### PAGE TEXT
..............................

Then, my mom ended up being a vocal coach for Chaka Khan’s grandchildren and their mom helped set up this recital. My mother was like, “Chaka’s gonna be here, you should sing”. I didn’t want to but she convinced me. We did this gospel song that my father wrote and I just sang the bridge. Chaka got up like, “Wooooh Woooh!” I thought it was so weird (laughs) because I didn’t practice at all and my mom really had to bend my arm backwards for me to do it. I walked off the stage and she comes up to me and says, “That was so great. Are you recording and writing anything? You need to!”After that, my mom told me that I should really think about getting back to it but there was still some self-doubt that no one outside yourself can make you do something.
So a year later, which was last year, I really started to record heavy and a group called Warm Brew found me on Twitter. I started recording with them and even though I don’t really associate with them anymore, they were a crucial part in me getting my shit together. None of the songs we did ever came out but they saw something in me. That’s when the hunger came.
Did you enjoy LA?
JP: Yeah. I know that I always have a place to stay there. Like, I have people I consider family there and not everybody can say that; it’s such a snaky city. But the locals aren’t like that. It’s the Hollywood people that come from other places thinking, “Oh, this is how you have to act in LA”. I went from South Central to Venice Beach to Hollywood to get the full experience. It’s such a wide scale of people doing different things.
Did living there make you view Baltimore differently?
JP: Yeah. I came back with a whole new appreciation for Baltimore. And I came back to hearing people talk shit about Baltimore and it made me upset because it was obviously from people who’ve never left and are speaking of one reality within the city. There’s so much talent here and that’s what took me by the most surprise when I came back. There’s a lot of talent in LA but there’s a lot of image too; If your image is on, your talent is secondary. In Baltimore, if you got it, you got it. I’m seeing the beauty in the struggle. People here work really hard. Even the weakest person in Baltimore has something strong about them just from living in this environment. The history is in the soil. I came back a week after the uprising and witnessing that was amazing.
How did that affect you even though you weren’t here?
JP: I felt a lot of things because I got to view it from the media perspective so I was watching like, “WHAT THE FUCK?!”. But then from talking to friends and my mom, it was like only a fraction of this is happening. It scared me to be honest but at the same time it was so necessary. Anybody that’s ever lived here knows how overlooked this city is; they just go from Philly to DC and Baltimore doesn’t even exist. Even when people go on tours, they don’t stop here.
This project that you’re working on right now will be your first body of work. How’s that coming along?
JP: I have a vague vision of what I want it to be; it’s gonna be a story line. When I write, I naturally tell stories. It’s gonna have a lot to do with being black in America. Not everyone wants to hear about real life shit all the time but I want to be that voice for people who don’t have one.
As a bi-racial person, do you ever feel conflicted?

..............................

### DATA ROWS
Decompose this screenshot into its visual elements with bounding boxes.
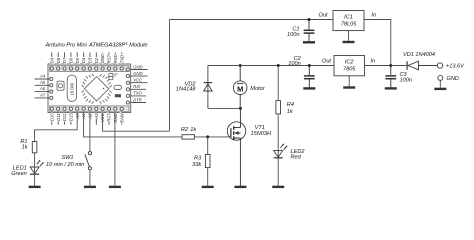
svg-text:R2: R2 — [181, 127, 189, 133]
svg-text:D6: D6 — [69, 57, 74, 63]
wire R1 to LED1 — [34, 153, 36, 167]
svg-text:RAW: RAW — [119, 112, 124, 123]
svg-text:VCC: VCC — [133, 78, 143, 83]
svg-text:ATMEGA328P® Module: ATMEGA328P® Module — [88, 42, 148, 48]
wire stubs A4-A7 — [35, 79, 50, 98]
svg-text:D8: D8 — [56, 57, 61, 63]
wire GND terminal to ground — [439, 80, 441, 87]
svg-text:GND: GND — [447, 76, 459, 82]
svg-text:Red: Red — [291, 155, 302, 161]
wire R3 to ground — [207, 168, 209, 186]
R2 value label — [181, 127, 197, 133]
diode VD1 1N4004 — [407, 61, 437, 70]
svg-text:Out: Out — [318, 12, 327, 18]
svg-text:GND: GND — [133, 64, 142, 69]
svg-text:D12: D12 — [62, 113, 67, 121]
svg-text:TXD: TXD — [119, 55, 124, 63]
+13,6V label — [446, 64, 465, 70]
module top pin holes — [50, 67, 123, 70]
wire junction to R3 — [207, 137, 209, 155]
node motor top junction — [239, 64, 242, 67]
R4 value label — [287, 102, 294, 115]
wire LED2 to ground — [277, 158, 279, 186]
svg-text:SW1: SW1 — [61, 155, 73, 161]
svg-text:A3: A3 — [94, 113, 99, 120]
svg-text:D4: D4 — [81, 57, 86, 63]
ground under LED2 — [272, 186, 284, 188]
node junction R2/R3 — [206, 135, 209, 138]
wire IC1 gnd pin — [348, 31, 350, 41]
svg-text:Out: Out — [322, 58, 331, 64]
ground under VT1 source — [234, 186, 246, 188]
small dark part inside module — [115, 94, 121, 97]
wire A0 to R1 — [35, 112, 78, 141]
wire 12V/motor rail — [208, 65, 334, 67]
diode VD2 1N4148 flyback — [204, 66, 212, 109]
ground under GND pin — [109, 186, 121, 188]
IC U2 7805 — [322, 56, 375, 76]
svg-text:A5: A5 — [39, 80, 46, 85]
svg-text:M: M — [237, 84, 243, 93]
R3 value label — [192, 155, 202, 168]
svg-text:16 000: 16 000 — [70, 82, 75, 95]
svg-text:GND: GND — [133, 71, 142, 76]
wire A1 to R2 — [84, 112, 182, 136]
resistor R4 — [276, 101, 281, 114]
svg-text:D5: D5 — [75, 57, 80, 63]
left pin labels A4-A7 — [39, 74, 46, 98]
LED D2 LED2 red — [274, 144, 288, 158]
terminal GND — [438, 75, 443, 80]
svg-text:A4: A4 — [39, 74, 46, 79]
terminal +13,6V — [437, 63, 442, 68]
wire R4 to LED2 — [277, 114, 279, 151]
transistor VT1 15N03H MOSFET — [227, 108, 245, 185]
wire 5V vertical drop — [169, 20, 171, 132]
svg-text:A7: A7 — [39, 93, 46, 98]
module left pin holes A4-A7 — [50, 77, 53, 99]
ground under LED1 — [29, 186, 41, 188]
wire A2 to SW1 — [89, 112, 91, 151]
svg-text:D2: D2 — [94, 57, 99, 63]
svg-text:RXD: RXD — [113, 54, 118, 63]
wire IC1 In to vertical — [364, 20, 391, 66]
svg-text:33k: 33k — [192, 162, 202, 168]
R1 value label — [20, 139, 28, 150]
wire IC2 gnd pin — [348, 76, 350, 87]
wire 5V top rail — [170, 19, 334, 21]
wire node to VD1 — [391, 65, 407, 67]
right pin stub wires — [131, 70, 148, 103]
svg-text:D9: D9 — [49, 57, 54, 63]
svg-text:D7: D7 — [62, 57, 67, 63]
wire VCC feed — [103, 112, 170, 131]
svg-text:IC1: IC1 — [344, 14, 353, 20]
C1 label — [287, 26, 299, 38]
module right pin holes — [126, 68, 129, 104]
svg-text:VD1 1N4004: VD1 1N4004 — [403, 52, 435, 58]
wire motor loop bottom rail — [208, 107, 241, 109]
top pin stub wires — [52, 52, 122, 64]
svg-text:+13,6V: +13,6V — [446, 64, 465, 70]
ground under R3 — [202, 186, 214, 188]
svg-text:10 min / 20 min: 10 min / 20 min — [46, 162, 84, 168]
resistor R2 — [182, 135, 195, 139]
reset button inside module — [57, 81, 64, 90]
MCU chip (rotated QFP) inside module — [82, 74, 112, 104]
LED D1 LED1 green — [30, 160, 43, 174]
svg-text:D13: D13 — [69, 113, 74, 121]
svg-text:R3: R3 — [194, 155, 202, 161]
module bottom pin holes — [50, 107, 123, 110]
small parts top-right inside module — [109, 73, 118, 79]
node R4 top junction — [277, 64, 280, 67]
node C1 junction — [308, 18, 311, 21]
svg-text:1N4148: 1N4148 — [176, 87, 196, 93]
svg-text:Green: Green — [11, 171, 27, 177]
module title label — [45, 42, 148, 48]
small capsule part inside module — [114, 85, 122, 89]
wire SW1 to ground — [89, 170, 91, 186]
svg-text:GND: GND — [113, 113, 118, 122]
svg-text:100n: 100n — [400, 78, 412, 84]
capacitor C3 100n — [385, 66, 396, 88]
capacitor C1 100n — [304, 20, 315, 42]
svg-text:RST: RST — [107, 54, 112, 63]
svg-text:15N03H: 15N03H — [251, 131, 272, 137]
svg-text:Motor: Motor — [250, 86, 265, 92]
node C3 junction — [389, 64, 392, 67]
svg-text:D3: D3 — [88, 57, 93, 63]
svg-text:RST: RST — [107, 113, 112, 122]
node drain/motor junction — [239, 107, 242, 110]
ground under GND terminal — [434, 88, 446, 90]
IC U1 78L05 — [318, 11, 376, 31]
svg-text:DTR: DTR — [133, 97, 142, 102]
crystal 16 000 inside module — [67, 75, 76, 101]
VD2 label — [176, 82, 196, 93]
svg-text:In: In — [372, 12, 377, 18]
ground under C1 — [303, 41, 315, 43]
svg-text:IC2: IC2 — [345, 59, 355, 65]
wire GND pin to ground — [114, 112, 116, 185]
svg-text:D10: D10 — [49, 113, 54, 121]
svg-text:GND: GND — [100, 54, 105, 63]
motor M1 — [233, 66, 247, 109]
wire IC2 In to node — [365, 65, 391, 67]
svg-text:RXI: RXI — [133, 84, 141, 89]
svg-text:100n: 100n — [288, 61, 300, 67]
svg-text:78L05: 78L05 — [341, 22, 357, 28]
module U1 Arduino Pro Mini outline — [48, 64, 131, 113]
resistor R1 — [32, 142, 37, 153]
ground under SW1 — [84, 186, 96, 188]
wire LED1 to ground — [34, 174, 36, 186]
top pin labels D9..TXD — [49, 54, 124, 63]
svg-text:R4: R4 — [287, 102, 294, 108]
C2 label — [288, 56, 301, 67]
C3 label — [400, 72, 412, 84]
ground under C3 — [385, 87, 397, 89]
switch SW1 — [85, 152, 92, 170]
VD1 label — [403, 52, 435, 58]
ground under IC2 — [343, 86, 355, 88]
svg-text:Arduino Pro Mini: Arduino Pro Mini — [45, 42, 88, 48]
ground under C2 — [303, 87, 315, 89]
capacitor C2 100n — [304, 66, 315, 88]
svg-text:100n: 100n — [287, 32, 299, 38]
svg-text:In: In — [371, 58, 376, 64]
bottom pin labels D10..RAW — [49, 112, 124, 123]
LED1 label — [11, 166, 27, 177]
svg-text:D11: D11 — [56, 113, 61, 120]
SW1 label — [46, 155, 84, 168]
VT1 label — [251, 125, 272, 137]
GND terminal label — [447, 76, 459, 82]
svg-text:A6: A6 — [39, 86, 46, 91]
right pin labels — [133, 64, 143, 102]
ground under IC1 — [343, 41, 355, 43]
LED2 label — [291, 149, 306, 160]
resistor R3 — [205, 154, 210, 167]
Motor label — [250, 86, 265, 92]
bottom pin stub wires — [52, 113, 122, 125]
svg-text:7805: 7805 — [343, 67, 356, 73]
wire R2 to gate — [195, 136, 231, 138]
node C2 junction — [308, 64, 311, 67]
wire rail to R4 — [277, 66, 279, 101]
svg-text:TXO: TXO — [133, 91, 142, 96]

..............................

### GOALS
1. Reproduce the passage of the interview that begins at the words "So a year later, which" and stops after the words "doing different things.".
2. Do these statements agree with the interview? Answer yes or no to each, and quote the words from the interview that decide it.
(a) The songs JP recorded with Warm Brew were released.
(b) Warm Brew found JP on Twitter.
(c) JP came back to Baltimore a week after the uprising.
3. In the interview, which three places in LA does JP name as stops on the way to getting the full experience?

### THE REPLIES
1.
So a year later, which was last year, I really started to record heavy and a group called Warm Brew found me on Twitter. I started recording with them and even though I don’t really associate with them anymore, they were a crucial part in me getting my shit together. None of the songs we did ever came out but they saw something in me. That’s when the hunger came.
Did you enjoy LA?
JP: Yeah. I know that I always have a place to stay there. Like, I have people I consider family there and not everybody can say that; it’s such a snaky city. But the locals aren’t like that. It’s the Hollywood people that come from other places thinking, “Oh, this is how you have to act in LA”. I went from South Central to Venice Beach to Hollywood to get the full experience. It’s such a wide scale of people doing different things.

2.
(a) No: "None of the songs we did ever came out"
(b) Yes: "a group called Warm Brew found me on Twitter"
(c) Yes: "I came back a week after the uprising"

3. South Central, Venice Beach, and Hollywood.